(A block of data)
————————

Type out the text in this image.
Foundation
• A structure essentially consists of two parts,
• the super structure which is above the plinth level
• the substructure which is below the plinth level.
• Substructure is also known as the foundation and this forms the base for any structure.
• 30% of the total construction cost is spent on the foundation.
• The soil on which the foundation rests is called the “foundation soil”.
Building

————————

» **Description of the task**:
The records above should be repeated in full, exactly as given.

» **Complete response**:
Type out the text in this image.
Foundation
• A structure essentially consists of two parts,
• the super structure which is above the plinth level
• the substructure which is below the plinth level.
• Substructure is also known as the foundation and this forms the base for any structure.
• 30% of the total construction cost is spent on the foundation.
• The soil on which the foundation rests is called the “foundation soil”.
Building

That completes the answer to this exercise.